All the data should come back exactly as it was given.

╔══

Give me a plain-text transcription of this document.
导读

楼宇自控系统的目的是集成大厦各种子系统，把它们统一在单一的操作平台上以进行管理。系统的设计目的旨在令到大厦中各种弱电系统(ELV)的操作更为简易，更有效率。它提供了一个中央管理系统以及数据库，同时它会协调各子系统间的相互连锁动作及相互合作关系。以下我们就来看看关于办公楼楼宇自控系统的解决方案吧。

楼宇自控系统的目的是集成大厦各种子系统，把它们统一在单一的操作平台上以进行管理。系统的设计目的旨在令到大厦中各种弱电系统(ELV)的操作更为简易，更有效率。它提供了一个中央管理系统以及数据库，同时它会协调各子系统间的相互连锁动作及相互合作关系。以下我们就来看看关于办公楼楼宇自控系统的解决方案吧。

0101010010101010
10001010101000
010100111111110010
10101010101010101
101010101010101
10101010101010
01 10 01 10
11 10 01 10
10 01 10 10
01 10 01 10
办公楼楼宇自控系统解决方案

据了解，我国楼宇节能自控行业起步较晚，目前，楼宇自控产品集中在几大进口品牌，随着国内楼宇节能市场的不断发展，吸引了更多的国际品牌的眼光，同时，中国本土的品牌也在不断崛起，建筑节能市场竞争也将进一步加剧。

╚══

→ **TASK RESPONSE**
Give me a plain-text transcription of this document.
导读

楼宇自控系统的目的是集成大厦各种子系统，把它们统一在单一的操作平台上以进行管理。系统的设计目的旨在令到大厦中各种弱电系统(ELV)的操作更为简易，更有效率。它提供了一个中央管理系统以及数据库，同时它会协调各子系统间的相互连锁动作及相互合作关系。以下我们就来看看关于办公楼楼宇自控系统的解决方案吧。

楼宇自控系统的目的是集成大厦各种子系统，把它们统一在单一的操作平台上以进行管理。系统的设计目的旨在令到大厦中各种弱电系统(ELV)的操作更为简易，更有效率。它提供了一个中央管理系统以及数据库，同时它会协调各子系统间的相互连锁动作及相互合作关系。以下我们就来看看关于办公楼楼宇自控系统的解决方案吧。

0101010010101010
10001010101000
010100111111110010
10101010101010101
101010101010101
10101010101010
01 10 01 10
11 10 01 10
10 01 10 10
01 10 01 10
办公楼楼宇自控系统解决方案

据了解，我国楼宇节能自控行业起步较晚，目前，楼宇自控产品集中在几大进口品牌，随着国内楼宇节能市场的不断发展，吸引了更多的国际品牌的眼光，同时，中国本土的品牌也在不断崛起，建筑节能市场竞争也将进一步加剧。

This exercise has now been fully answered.